Figure record listings
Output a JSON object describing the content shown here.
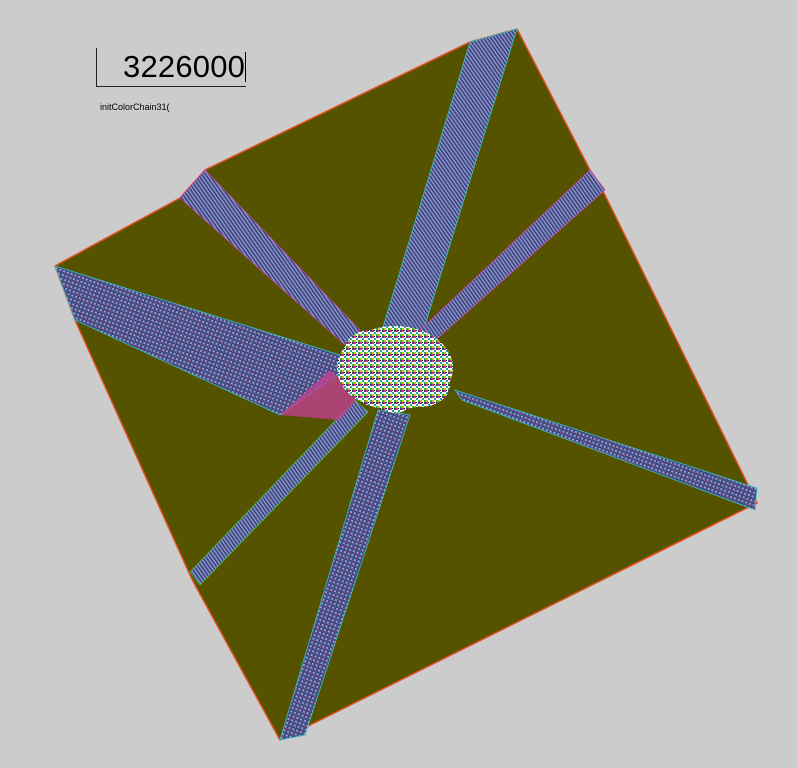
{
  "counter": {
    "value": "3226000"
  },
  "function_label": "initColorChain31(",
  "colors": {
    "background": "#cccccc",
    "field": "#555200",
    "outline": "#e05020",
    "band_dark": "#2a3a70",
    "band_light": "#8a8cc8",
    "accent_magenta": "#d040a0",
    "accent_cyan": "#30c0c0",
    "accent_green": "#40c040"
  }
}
* * *
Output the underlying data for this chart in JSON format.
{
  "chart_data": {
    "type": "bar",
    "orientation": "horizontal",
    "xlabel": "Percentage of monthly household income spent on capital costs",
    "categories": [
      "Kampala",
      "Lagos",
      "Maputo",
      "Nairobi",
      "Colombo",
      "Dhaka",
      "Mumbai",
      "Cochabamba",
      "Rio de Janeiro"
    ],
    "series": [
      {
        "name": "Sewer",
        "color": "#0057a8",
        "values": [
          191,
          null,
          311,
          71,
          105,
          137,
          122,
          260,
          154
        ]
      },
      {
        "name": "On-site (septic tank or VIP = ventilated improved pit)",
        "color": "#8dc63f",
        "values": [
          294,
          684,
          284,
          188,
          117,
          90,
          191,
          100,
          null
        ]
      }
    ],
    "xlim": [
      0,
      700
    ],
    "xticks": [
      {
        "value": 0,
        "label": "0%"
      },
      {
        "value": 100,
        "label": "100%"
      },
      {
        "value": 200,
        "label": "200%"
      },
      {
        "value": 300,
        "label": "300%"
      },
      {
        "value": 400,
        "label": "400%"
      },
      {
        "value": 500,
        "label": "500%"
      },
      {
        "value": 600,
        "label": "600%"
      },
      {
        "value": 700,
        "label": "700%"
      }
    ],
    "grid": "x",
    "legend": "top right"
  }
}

→ Exercise objective
Gather all lines with the string "JSON" from the data.

→ Completed exercise
Output a JSON object describing the content shown here.
Output the underlying data for this chart in JSON format.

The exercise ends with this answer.